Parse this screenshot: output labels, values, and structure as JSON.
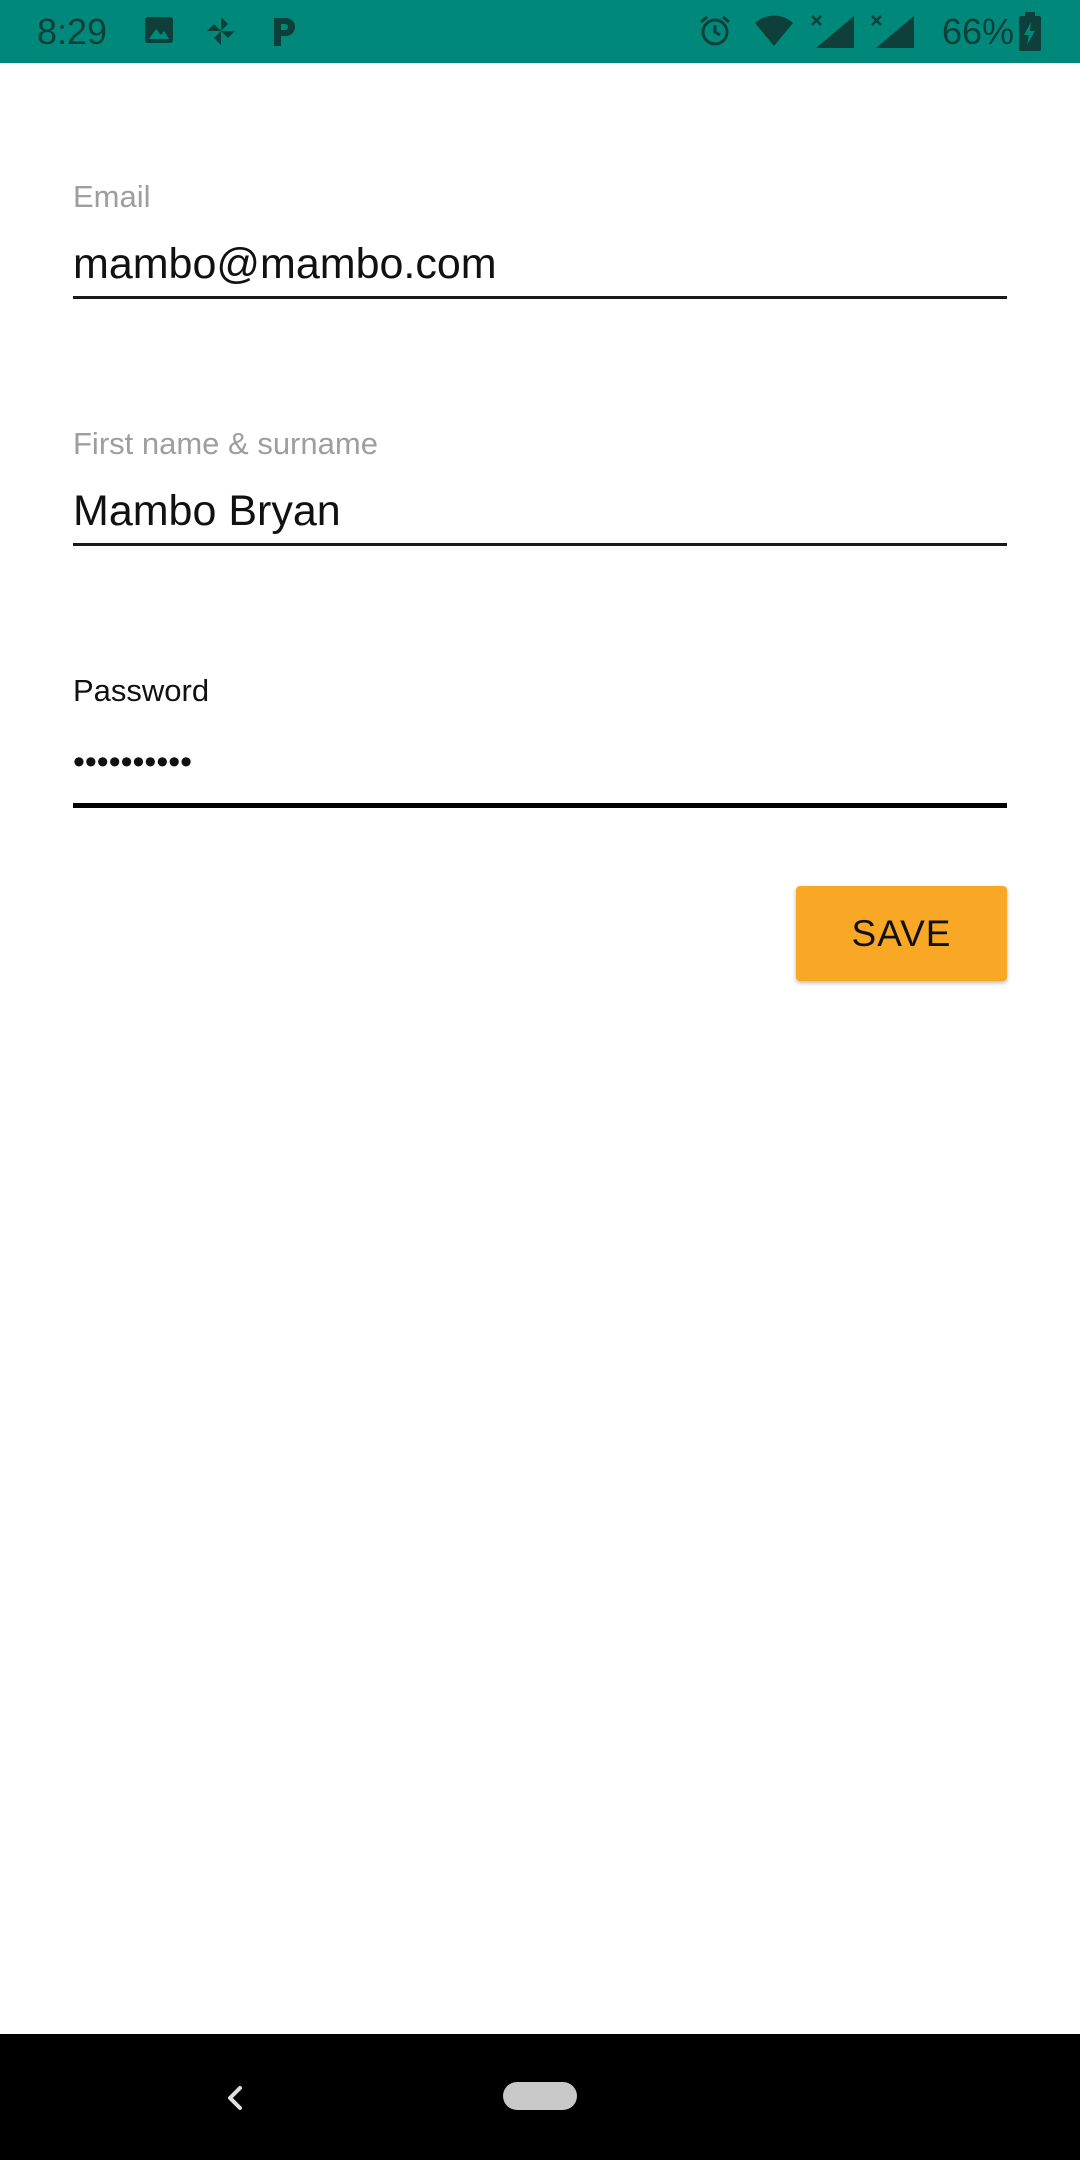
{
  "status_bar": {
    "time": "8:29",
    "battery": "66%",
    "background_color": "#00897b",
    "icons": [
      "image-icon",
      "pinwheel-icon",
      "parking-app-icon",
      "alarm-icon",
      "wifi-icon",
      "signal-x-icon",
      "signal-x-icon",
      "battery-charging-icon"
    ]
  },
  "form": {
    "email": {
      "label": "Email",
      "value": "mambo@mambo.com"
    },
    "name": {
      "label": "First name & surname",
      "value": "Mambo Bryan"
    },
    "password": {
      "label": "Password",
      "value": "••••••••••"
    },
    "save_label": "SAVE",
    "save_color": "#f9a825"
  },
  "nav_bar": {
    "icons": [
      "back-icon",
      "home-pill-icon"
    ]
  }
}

□ □ □

Exercise description:
Without including any pictures, output all the entries above exactly.

Task result:
Parse this screenshot: output labels, values, and structure as JSON.
{
  "status_bar": {
    "time": "8:29",
    "battery": "66%",
    "background_color": "#00897b",
    "icons": [
      "image-icon",
      "pinwheel-icon",
      "parking-app-icon",
      "alarm-icon",
      "wifi-icon",
      "signal-x-icon",
      "signal-x-icon",
      "battery-charging-icon"
    ]
  },
  "form": {
    "email": {
      "label": "Email",
      "value": "mambo@mambo.com"
    },
    "name": {
      "label": "First name & surname",
      "value": "Mambo Bryan"
    },
    "password": {
      "label": "Password",
      "value": "••••••••••"
    },
    "save_label": "SAVE",
    "save_color": "#f9a825"
  },
  "nav_bar": {
    "icons": [
      "back-icon",
      "home-pill-icon"
    ]
  }
}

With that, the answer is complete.